• **Data for this task**
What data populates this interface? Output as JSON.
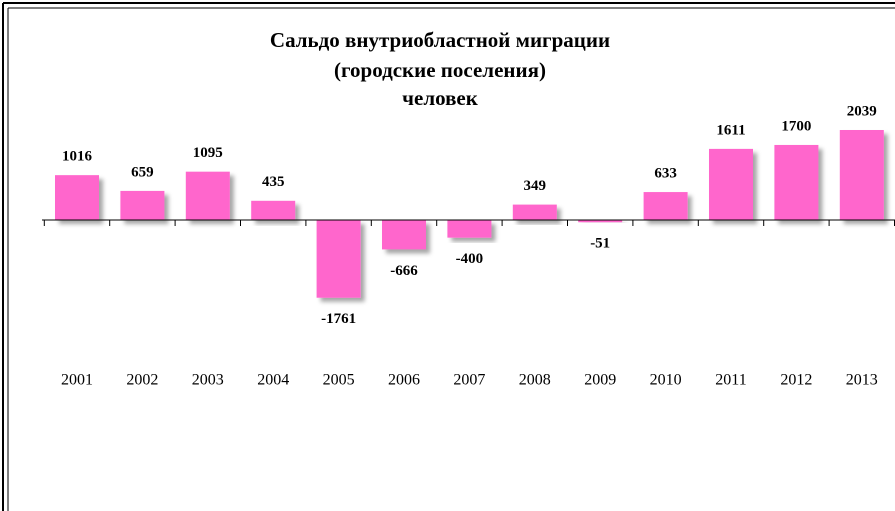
{
  "chart_data": {
    "type": "bar",
    "title": [
      "Сальдо внутриобластной миграции",
      "(городские поселения)",
      "человек"
    ],
    "categories": [
      "2001",
      "2002",
      "2003",
      "2004",
      "2005",
      "2006",
      "2007",
      "2008",
      "2009",
      "2010",
      "2011",
      "2012",
      "2013"
    ],
    "values": [
      1016,
      659,
      1095,
      435,
      -1761,
      -666,
      -400,
      349,
      -51,
      633,
      1611,
      1700,
      2039
    ],
    "color": "#ff66cc"
  }
}
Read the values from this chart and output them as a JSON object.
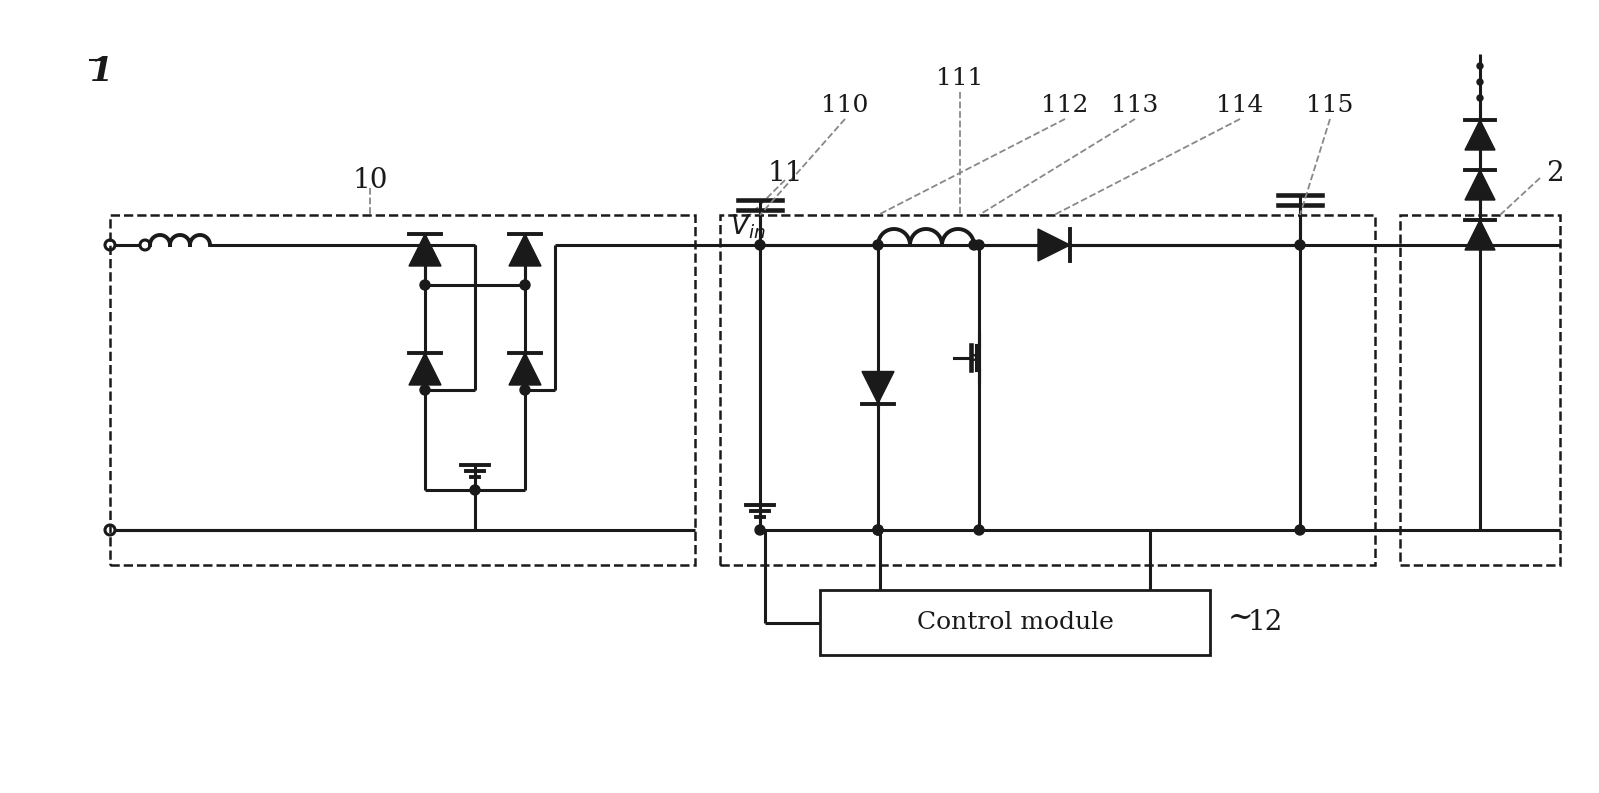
{
  "background_color": "#ffffff",
  "line_color": "#1a1a1a",
  "labels": {
    "main": "1",
    "block10": "10",
    "block11": "11",
    "block110": "110",
    "block111": "111",
    "block112": "112",
    "block113": "113",
    "block114": "114",
    "block115": "115",
    "block2": "2",
    "block12": "12",
    "control": "Control module"
  },
  "lw": 2.2,
  "lw_thick": 2.8,
  "dot_r": 5
}
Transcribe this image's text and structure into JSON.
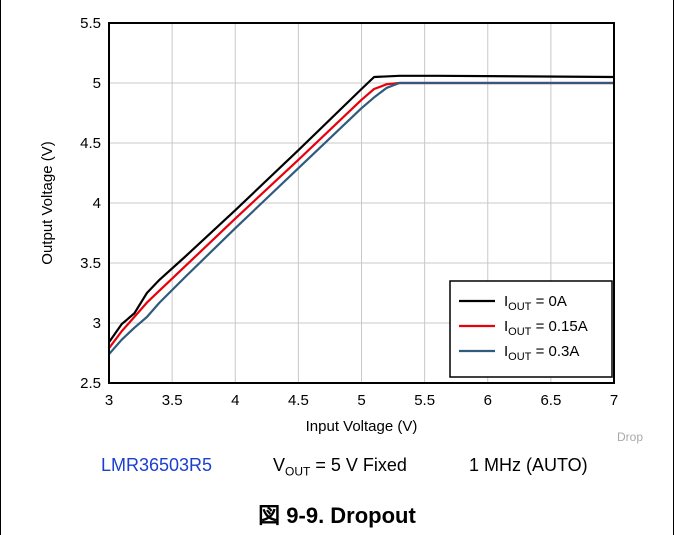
{
  "chart_data": {
    "type": "line",
    "xlabel": "Input Voltage (V)",
    "ylabel": "Output Voltage (V)",
    "xlim": [
      3,
      7
    ],
    "ylim": [
      2.5,
      5.5
    ],
    "x_ticks": [
      "3",
      "3.5",
      "4",
      "4.5",
      "5",
      "5.5",
      "6",
      "6.5",
      "7"
    ],
    "y_ticks": [
      "2.5",
      "3",
      "3.5",
      "4",
      "4.5",
      "5",
      "5.5"
    ],
    "grid": true,
    "legend_position": "bottom-right",
    "series": [
      {
        "name_main": "I",
        "name_sub": "OUT",
        "name_rest": " = 0A",
        "color": "#000000",
        "points": [
          [
            3.0,
            2.84
          ],
          [
            3.1,
            2.99
          ],
          [
            3.2,
            3.08
          ],
          [
            3.3,
            3.25
          ],
          [
            3.4,
            3.36
          ],
          [
            3.6,
            3.55
          ],
          [
            4.0,
            3.94
          ],
          [
            4.5,
            4.44
          ],
          [
            5.0,
            4.95
          ],
          [
            5.1,
            5.05
          ],
          [
            5.3,
            5.06
          ],
          [
            5.6,
            5.06
          ],
          [
            7.0,
            5.05
          ]
        ]
      },
      {
        "name_main": "I",
        "name_sub": "OUT",
        "name_rest": " = 0.15A",
        "color": "#e8000b",
        "points": [
          [
            3.0,
            2.79
          ],
          [
            3.1,
            2.93
          ],
          [
            3.2,
            3.05
          ],
          [
            3.3,
            3.17
          ],
          [
            3.4,
            3.27
          ],
          [
            3.6,
            3.47
          ],
          [
            4.0,
            3.87
          ],
          [
            4.5,
            4.36
          ],
          [
            5.0,
            4.86
          ],
          [
            5.1,
            4.95
          ],
          [
            5.2,
            4.99
          ],
          [
            5.3,
            5.0
          ],
          [
            7.0,
            5.0
          ]
        ]
      },
      {
        "name_main": "I",
        "name_sub": "OUT",
        "name_rest": " = 0.3A",
        "color": "#2f5b7c",
        "points": [
          [
            3.0,
            2.74
          ],
          [
            3.1,
            2.86
          ],
          [
            3.2,
            2.96
          ],
          [
            3.3,
            3.05
          ],
          [
            3.4,
            3.17
          ],
          [
            3.6,
            3.38
          ],
          [
            4.0,
            3.79
          ],
          [
            4.5,
            4.29
          ],
          [
            5.0,
            4.79
          ],
          [
            5.1,
            4.88
          ],
          [
            5.2,
            4.96
          ],
          [
            5.3,
            5.0
          ],
          [
            7.0,
            5.0
          ]
        ]
      }
    ]
  },
  "watermark": "Drop",
  "caption": {
    "device": "LMR36503R5",
    "vout_main": "V",
    "vout_sub": "OUT",
    "vout_rest": " = 5 V Fixed",
    "frequency": "1 MHz (AUTO)"
  },
  "figure_title": "図 9-9. Dropout"
}
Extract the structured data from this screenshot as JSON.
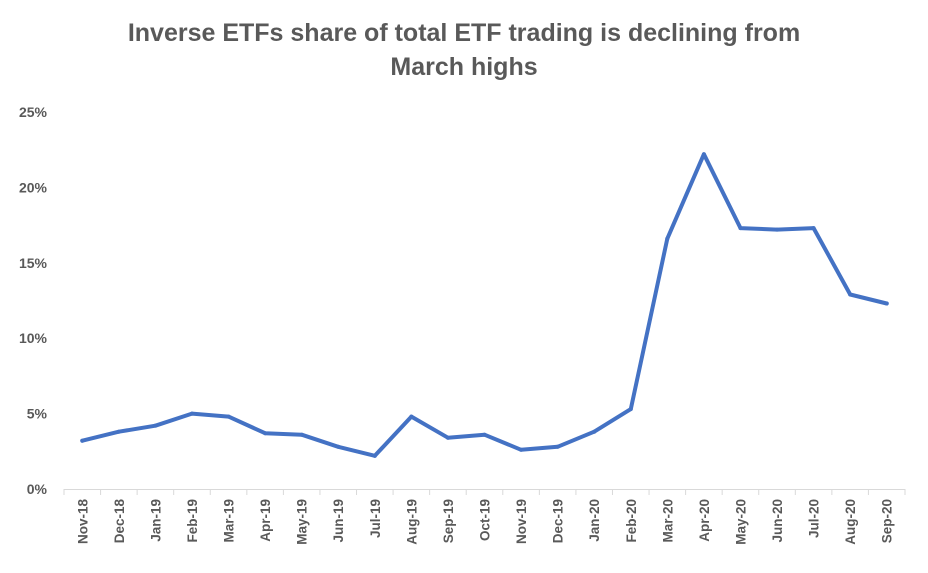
{
  "chart_data": {
    "type": "line",
    "title_lines": [
      "Inverse ETFs share of total ETF trading is declining from",
      "March highs"
    ],
    "xlabel": "",
    "ylabel": "",
    "categories": [
      "Nov-18",
      "Dec-18",
      "Jan-19",
      "Feb-19",
      "Mar-19",
      "Apr-19",
      "May-19",
      "Jun-19",
      "Jul-19",
      "Aug-19",
      "Sep-19",
      "Oct-19",
      "Nov-19",
      "Dec-19",
      "Jan-20",
      "Feb-20",
      "Mar-20",
      "Apr-20",
      "May-20",
      "Jun-20",
      "Jul-20",
      "Aug-20",
      "Sep-20"
    ],
    "series": [
      {
        "values": [
          3.2,
          3.8,
          4.2,
          5.0,
          4.8,
          3.7,
          3.6,
          2.8,
          2.2,
          4.8,
          3.4,
          3.6,
          2.6,
          2.8,
          3.8,
          5.3,
          16.6,
          22.2,
          17.3,
          17.2,
          17.3,
          12.9,
          12.3
        ],
        "color": "#4472C4"
      }
    ],
    "ylim": [
      0,
      25
    ],
    "yticks": [
      0,
      5,
      10,
      15,
      20,
      25
    ],
    "ytick_labels": [
      "0%",
      "5%",
      "10%",
      "15%",
      "20%",
      "25%"
    ],
    "grid": false,
    "legend": "none"
  }
}
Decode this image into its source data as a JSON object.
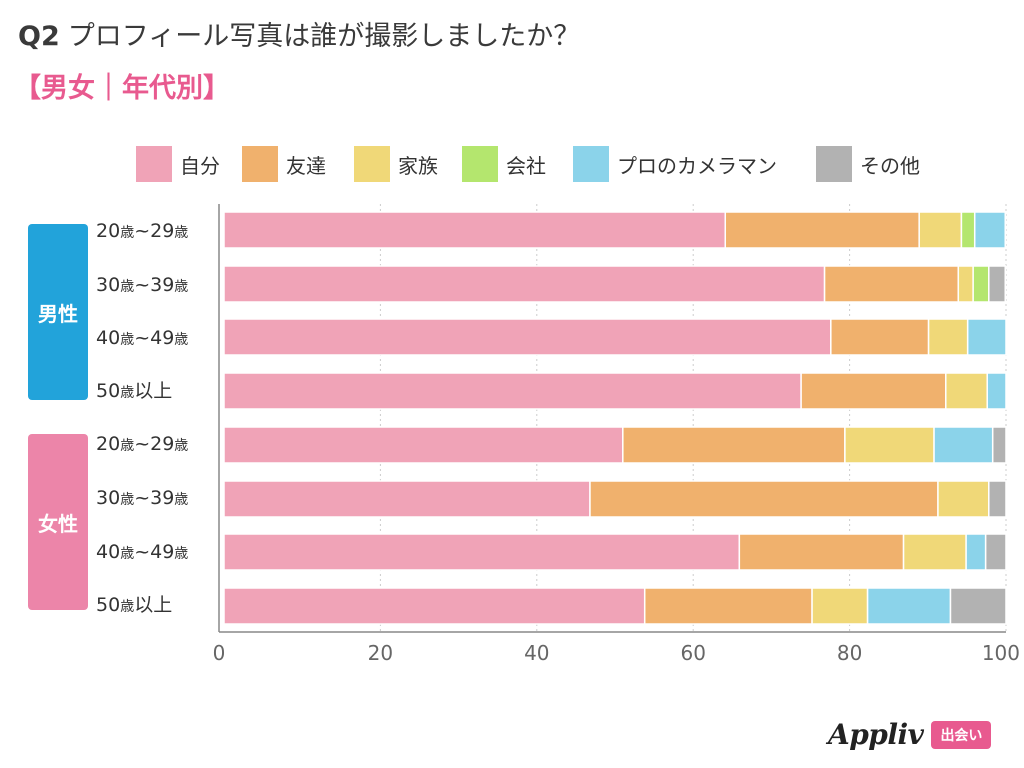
{
  "header": {
    "q_label": "Q2",
    "title": "プロフィール写真は誰が撮影しましたか？",
    "subtitle": "【男女｜年代別】"
  },
  "chart_data": {
    "type": "bar",
    "orientation": "horizontal",
    "stacked": true,
    "title": "Q2 プロフィール写真は誰が撮影しましたか？",
    "subtitle": "【男女｜年代別】",
    "xlim": [
      0,
      100
    ],
    "xticks": [
      0,
      20,
      40,
      60,
      80,
      100
    ],
    "xtick_labels": [
      "0",
      "20",
      "40",
      "60",
      "80",
      "100"
    ],
    "legend_position": "top",
    "groups": [
      {
        "name": "男性",
        "color": "#22a3da",
        "rows": [
          0,
          1,
          2,
          3
        ]
      },
      {
        "name": "女性",
        "color": "#ec85a9",
        "rows": [
          4,
          5,
          6,
          7
        ]
      }
    ],
    "categories": [
      {
        "main": "20",
        "unit": "歳",
        "sep": "~",
        "main2": "29",
        "unit2": "歳"
      },
      {
        "main": "30",
        "unit": "歳",
        "sep": "~",
        "main2": "39",
        "unit2": "歳"
      },
      {
        "main": "40",
        "unit": "歳",
        "sep": "~",
        "main2": "49",
        "unit2": "歳"
      },
      {
        "main": "50",
        "unit": "歳",
        "sep": "",
        "main2": "以上",
        "unit2": ""
      },
      {
        "main": "20",
        "unit": "歳",
        "sep": "~",
        "main2": "29",
        "unit2": "歳"
      },
      {
        "main": "30",
        "unit": "歳",
        "sep": "~",
        "main2": "39",
        "unit2": "歳"
      },
      {
        "main": "40",
        "unit": "歳",
        "sep": "~",
        "main2": "49",
        "unit2": "歳"
      },
      {
        "main": "50",
        "unit": "歳",
        "sep": "",
        "main2": "以上",
        "unit2": ""
      }
    ],
    "series": [
      {
        "name": "自分",
        "color": "#f0a3b7",
        "values": [
          64.1,
          76.8,
          77.6,
          73.8,
          51.0,
          46.8,
          65.9,
          53.8
        ]
      },
      {
        "name": "友達",
        "color": "#f0b16d",
        "values": [
          24.8,
          17.1,
          12.5,
          18.5,
          28.4,
          44.5,
          21.0,
          21.4
        ]
      },
      {
        "name": "家族",
        "color": "#f0d878",
        "values": [
          5.4,
          1.9,
          5.0,
          5.3,
          11.4,
          6.5,
          8.0,
          7.1
        ]
      },
      {
        "name": "会社",
        "color": "#b4e66e",
        "values": [
          1.7,
          2.0,
          0.0,
          0.0,
          0.0,
          0.0,
          0.0,
          0.0
        ]
      },
      {
        "name": "プロのカメラマン",
        "color": "#8bd3ea",
        "values": [
          3.9,
          0.0,
          4.9,
          2.4,
          7.5,
          0.0,
          2.5,
          10.6
        ]
      },
      {
        "name": "その他",
        "color": "#b2b2b2",
        "values": [
          0.0,
          2.1,
          0.0,
          0.0,
          1.7,
          2.2,
          2.6,
          7.1
        ]
      }
    ]
  },
  "footer": {
    "logo_text": "Appliv",
    "badge_text": "出会い"
  }
}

• **Exercise requirements**
Pick out the lines above that hold the string "object" and show them.

• **Exercise result**
Read the values from this chart and output them as a JSON object.
Decode this image into its source data as a JSON object.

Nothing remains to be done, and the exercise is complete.